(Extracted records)
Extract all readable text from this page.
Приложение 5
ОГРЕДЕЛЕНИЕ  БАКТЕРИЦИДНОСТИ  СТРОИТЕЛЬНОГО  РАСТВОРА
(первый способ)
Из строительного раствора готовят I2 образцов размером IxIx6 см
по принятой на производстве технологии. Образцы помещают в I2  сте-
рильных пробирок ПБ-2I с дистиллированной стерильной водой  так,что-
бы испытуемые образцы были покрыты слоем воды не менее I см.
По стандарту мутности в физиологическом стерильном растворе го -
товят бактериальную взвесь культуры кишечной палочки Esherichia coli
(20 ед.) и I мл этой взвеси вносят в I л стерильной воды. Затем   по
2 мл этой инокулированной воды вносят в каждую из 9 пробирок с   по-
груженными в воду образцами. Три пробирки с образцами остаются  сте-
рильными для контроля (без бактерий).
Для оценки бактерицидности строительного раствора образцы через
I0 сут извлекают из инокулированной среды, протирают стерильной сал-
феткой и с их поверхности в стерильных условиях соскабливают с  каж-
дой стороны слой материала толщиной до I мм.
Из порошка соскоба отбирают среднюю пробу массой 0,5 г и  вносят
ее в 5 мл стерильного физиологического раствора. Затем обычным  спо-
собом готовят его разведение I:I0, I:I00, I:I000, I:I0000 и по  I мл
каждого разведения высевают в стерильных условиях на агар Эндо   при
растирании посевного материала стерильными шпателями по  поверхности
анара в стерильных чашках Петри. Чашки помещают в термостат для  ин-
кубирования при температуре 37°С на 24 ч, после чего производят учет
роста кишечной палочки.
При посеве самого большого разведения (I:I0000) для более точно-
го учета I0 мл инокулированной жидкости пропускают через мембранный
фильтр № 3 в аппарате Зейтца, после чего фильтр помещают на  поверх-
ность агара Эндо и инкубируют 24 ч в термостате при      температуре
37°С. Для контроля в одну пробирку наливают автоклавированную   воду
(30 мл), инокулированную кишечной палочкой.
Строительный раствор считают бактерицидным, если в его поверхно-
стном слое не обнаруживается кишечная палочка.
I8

_What to do_
Establish how many lines of the records contain the string "разведения" and state that number without elaboration.

_Solution to the problem_
2